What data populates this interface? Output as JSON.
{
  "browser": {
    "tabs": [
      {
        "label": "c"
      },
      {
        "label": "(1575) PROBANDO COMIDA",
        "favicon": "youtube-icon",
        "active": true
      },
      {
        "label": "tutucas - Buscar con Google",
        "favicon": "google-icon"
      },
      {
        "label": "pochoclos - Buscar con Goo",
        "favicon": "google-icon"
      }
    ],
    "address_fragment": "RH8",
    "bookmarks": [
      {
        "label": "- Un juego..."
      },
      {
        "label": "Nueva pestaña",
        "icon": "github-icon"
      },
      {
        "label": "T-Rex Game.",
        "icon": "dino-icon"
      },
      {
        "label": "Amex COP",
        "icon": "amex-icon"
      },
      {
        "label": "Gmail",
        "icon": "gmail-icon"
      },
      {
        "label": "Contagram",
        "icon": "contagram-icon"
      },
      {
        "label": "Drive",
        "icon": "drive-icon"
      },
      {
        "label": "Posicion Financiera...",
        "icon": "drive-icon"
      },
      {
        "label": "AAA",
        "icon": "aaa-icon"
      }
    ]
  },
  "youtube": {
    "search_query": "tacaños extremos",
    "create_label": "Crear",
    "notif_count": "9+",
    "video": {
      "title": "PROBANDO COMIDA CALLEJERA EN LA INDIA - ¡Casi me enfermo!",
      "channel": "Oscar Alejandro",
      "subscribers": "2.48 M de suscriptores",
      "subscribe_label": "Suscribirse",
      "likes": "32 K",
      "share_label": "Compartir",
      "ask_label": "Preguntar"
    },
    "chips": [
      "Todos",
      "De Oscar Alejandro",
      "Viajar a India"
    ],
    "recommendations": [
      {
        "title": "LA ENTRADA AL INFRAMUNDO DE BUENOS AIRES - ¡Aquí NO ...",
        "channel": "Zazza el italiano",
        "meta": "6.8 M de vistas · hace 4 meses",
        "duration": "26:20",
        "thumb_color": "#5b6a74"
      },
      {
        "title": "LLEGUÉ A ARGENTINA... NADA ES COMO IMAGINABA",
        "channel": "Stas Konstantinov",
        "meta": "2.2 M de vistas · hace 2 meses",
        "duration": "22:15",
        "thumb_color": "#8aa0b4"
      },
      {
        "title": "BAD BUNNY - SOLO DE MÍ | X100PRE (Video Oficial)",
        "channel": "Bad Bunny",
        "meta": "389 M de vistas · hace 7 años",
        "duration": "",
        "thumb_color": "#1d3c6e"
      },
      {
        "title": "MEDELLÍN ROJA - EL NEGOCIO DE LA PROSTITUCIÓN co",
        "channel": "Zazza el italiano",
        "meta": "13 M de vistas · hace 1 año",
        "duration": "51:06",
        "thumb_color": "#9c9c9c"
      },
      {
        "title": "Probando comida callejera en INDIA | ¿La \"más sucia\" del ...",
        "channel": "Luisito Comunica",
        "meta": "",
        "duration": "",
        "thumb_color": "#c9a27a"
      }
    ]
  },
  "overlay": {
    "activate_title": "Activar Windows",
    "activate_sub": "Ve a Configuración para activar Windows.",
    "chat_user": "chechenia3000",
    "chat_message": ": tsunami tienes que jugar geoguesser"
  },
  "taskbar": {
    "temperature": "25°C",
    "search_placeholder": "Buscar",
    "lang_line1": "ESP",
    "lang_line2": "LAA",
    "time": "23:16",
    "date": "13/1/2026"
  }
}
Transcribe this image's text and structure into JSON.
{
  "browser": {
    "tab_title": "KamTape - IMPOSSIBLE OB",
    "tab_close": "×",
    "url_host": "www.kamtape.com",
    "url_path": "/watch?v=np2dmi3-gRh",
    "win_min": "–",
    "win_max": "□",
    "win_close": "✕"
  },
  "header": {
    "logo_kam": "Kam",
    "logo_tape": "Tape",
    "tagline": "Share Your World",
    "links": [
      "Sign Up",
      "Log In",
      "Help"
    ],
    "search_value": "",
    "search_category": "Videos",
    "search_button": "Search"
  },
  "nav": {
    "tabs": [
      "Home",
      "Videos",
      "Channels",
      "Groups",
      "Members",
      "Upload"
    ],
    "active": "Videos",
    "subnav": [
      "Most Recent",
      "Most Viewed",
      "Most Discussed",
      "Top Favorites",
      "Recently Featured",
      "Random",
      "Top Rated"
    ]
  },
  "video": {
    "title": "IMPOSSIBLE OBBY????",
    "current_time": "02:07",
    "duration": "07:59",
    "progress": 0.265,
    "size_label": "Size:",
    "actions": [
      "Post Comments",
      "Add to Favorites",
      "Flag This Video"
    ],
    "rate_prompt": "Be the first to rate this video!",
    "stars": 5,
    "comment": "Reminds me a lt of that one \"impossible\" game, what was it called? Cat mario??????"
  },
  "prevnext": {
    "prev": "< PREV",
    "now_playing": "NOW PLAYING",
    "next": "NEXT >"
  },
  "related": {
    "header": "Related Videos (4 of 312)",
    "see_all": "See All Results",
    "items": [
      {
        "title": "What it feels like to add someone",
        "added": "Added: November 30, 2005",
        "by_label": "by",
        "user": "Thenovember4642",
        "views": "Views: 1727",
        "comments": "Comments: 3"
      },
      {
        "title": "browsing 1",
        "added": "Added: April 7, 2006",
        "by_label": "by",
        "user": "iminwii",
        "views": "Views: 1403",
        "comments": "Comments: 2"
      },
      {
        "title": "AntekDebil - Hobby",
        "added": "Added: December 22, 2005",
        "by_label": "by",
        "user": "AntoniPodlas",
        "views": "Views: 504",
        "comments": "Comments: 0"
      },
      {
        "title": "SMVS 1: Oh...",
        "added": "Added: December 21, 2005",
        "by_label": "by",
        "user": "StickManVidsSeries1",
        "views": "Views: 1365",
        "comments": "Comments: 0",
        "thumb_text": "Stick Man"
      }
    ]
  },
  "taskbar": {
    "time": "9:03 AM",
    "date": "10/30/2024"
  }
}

WHAT YOU ARE ASKED TO DO |
Retype the listing exactly, in full.

ANSWER TO THE EXERCISE |
What data populates this interface? Output as JSON.
{
  "browser": {
    "tabs": [
      {
        "label": "c"
      },
      {
        "label": "(1575) PROBANDO COMIDA",
        "favicon": "youtube-icon",
        "active": true
      },
      {
        "label": "tutucas - Buscar con Google",
        "favicon": "google-icon"
      },
      {
        "label": "pochoclos - Buscar con Goo",
        "favicon": "google-icon"
      }
    ],
    "address_fragment": "RH8",
    "bookmarks": [
      {
        "label": "- Un juego..."
      },
      {
        "label": "Nueva pestaña",
        "icon": "github-icon"
      },
      {
        "label": "T-Rex Game.",
        "icon": "dino-icon"
      },
      {
        "label": "Amex COP",
        "icon": "amex-icon"
      },
      {
        "label": "Gmail",
        "icon": "gmail-icon"
      },
      {
        "label": "Contagram",
        "icon": "contagram-icon"
      },
      {
        "label": "Drive",
        "icon": "drive-icon"
      },
      {
        "label": "Posicion Financiera...",
        "icon": "drive-icon"
      },
      {
        "label": "AAA",
        "icon": "aaa-icon"
      }
    ]
  },
  "youtube": {
    "search_query": "tacaños extremos",
    "create_label": "Crear",
    "notif_count": "9+",
    "video": {
      "title": "PROBANDO COMIDA CALLEJERA EN LA INDIA - ¡Casi me enfermo!",
      "channel": "Oscar Alejandro",
      "subscribers": "2.48 M de suscriptores",
      "subscribe_label": "Suscribirse",
      "likes": "32 K",
      "share_label": "Compartir",
      "ask_label": "Preguntar"
    },
    "chips": [
      "Todos",
      "De Oscar Alejandro",
      "Viajar a India"
    ],
    "recommendations": [
      {
        "title": "LA ENTRADA AL INFRAMUNDO DE BUENOS AIRES - ¡Aquí NO ...",
        "channel": "Zazza el italiano",
        "meta": "6.8 M de vistas · hace 4 meses",
        "duration": "26:20",
        "thumb_color": "#5b6a74"
      },
      {
        "title": "LLEGUÉ A ARGENTINA... NADA ES COMO IMAGINABA",
        "channel": "Stas Konstantinov",
        "meta": "2.2 M de vistas · hace 2 meses",
        "duration": "22:15",
        "thumb_color": "#8aa0b4"
      },
      {
        "title": "BAD BUNNY - SOLO DE MÍ | X100PRE (Video Oficial)",
        "channel": "Bad Bunny",
        "meta": "389 M de vistas · hace 7 años",
        "duration": "",
        "thumb_color": "#1d3c6e"
      },
      {
        "title": "MEDELLÍN ROJA - EL NEGOCIO DE LA PROSTITUCIÓN co",
        "channel": "Zazza el italiano",
        "meta": "13 M de vistas · hace 1 año",
        "duration": "51:06",
        "thumb_color": "#9c9c9c"
      },
      {
        "title": "Probando comida callejera en INDIA | ¿La \"más sucia\" del ...",
        "channel": "Luisito Comunica",
        "meta": "",
        "duration": "",
        "thumb_color": "#c9a27a"
      }
    ]
  },
  "overlay": {
    "activate_title": "Activar Windows",
    "activate_sub": "Ve a Configuración para activar Windows.",
    "chat_user": "chechenia3000",
    "chat_message": ": tsunami tienes que jugar geoguesser"
  },
  "taskbar": {
    "temperature": "25°C",
    "search_placeholder": "Buscar",
    "lang_line1": "ESP",
    "lang_line2": "LAA",
    "time": "23:16",
    "date": "13/1/2026"
  }
}
Transcribe this image's text and structure into JSON.
{
  "browser": {
    "tab_title": "KamTape - IMPOSSIBLE OB",
    "tab_close": "×",
    "url_host": "www.kamtape.com",
    "url_path": "/watch?v=np2dmi3-gRh",
    "win_min": "–",
    "win_max": "□",
    "win_close": "✕"
  },
  "header": {
    "logo_kam": "Kam",
    "logo_tape": "Tape",
    "tagline": "Share Your World",
    "links": [
      "Sign Up",
      "Log In",
      "Help"
    ],
    "search_value": "",
    "search_category": "Videos",
    "search_button": "Search"
  },
  "nav": {
    "tabs": [
      "Home",
      "Videos",
      "Channels",
      "Groups",
      "Members",
      "Upload"
    ],
    "active": "Videos",
    "subnav": [
      "Most Recent",
      "Most Viewed",
      "Most Discussed",
      "Top Favorites",
      "Recently Featured",
      "Random",
      "Top Rated"
    ]
  },
  "video": {
    "title": "IMPOSSIBLE OBBY????",
    "current_time": "02:07",
    "duration": "07:59",
    "progress": 0.265,
    "size_label": "Size:",
    "actions": [
      "Post Comments",
      "Add to Favorites",
      "Flag This Video"
    ],
    "rate_prompt": "Be the first to rate this video!",
    "stars": 5,
    "comment": "Reminds me a lt of that one \"impossible\" game, what was it called? Cat mario??????"
  },
  "prevnext": {
    "prev": "< PREV",
    "now_playing": "NOW PLAYING",
    "next": "NEXT >"
  },
  "related": {
    "header": "Related Videos (4 of 312)",
    "see_all": "See All Results",
    "items": [
      {
        "title": "What it feels like to add someone",
        "added": "Added: November 30, 2005",
        "by_label": "by",
        "user": "Thenovember4642",
        "views": "Views: 1727",
        "comments": "Comments: 3"
      },
      {
        "title": "browsing 1",
        "added": "Added: April 7, 2006",
        "by_label": "by",
        "user": "iminwii",
        "views": "Views: 1403",
        "comments": "Comments: 2"
      },
      {
        "title": "AntekDebil - Hobby",
        "added": "Added: December 22, 2005",
        "by_label": "by",
        "user": "AntoniPodlas",
        "views": "Views: 504",
        "comments": "Comments: 0"
      },
      {
        "title": "SMVS 1: Oh...",
        "added": "Added: December 21, 2005",
        "by_label": "by",
        "user": "StickManVidsSeries1",
        "views": "Views: 1365",
        "comments": "Comments: 0",
        "thumb_text": "Stick Man"
      }
    ]
  },
  "taskbar": {
    "time": "9:03 AM",
    "date": "10/30/2024"
  }
}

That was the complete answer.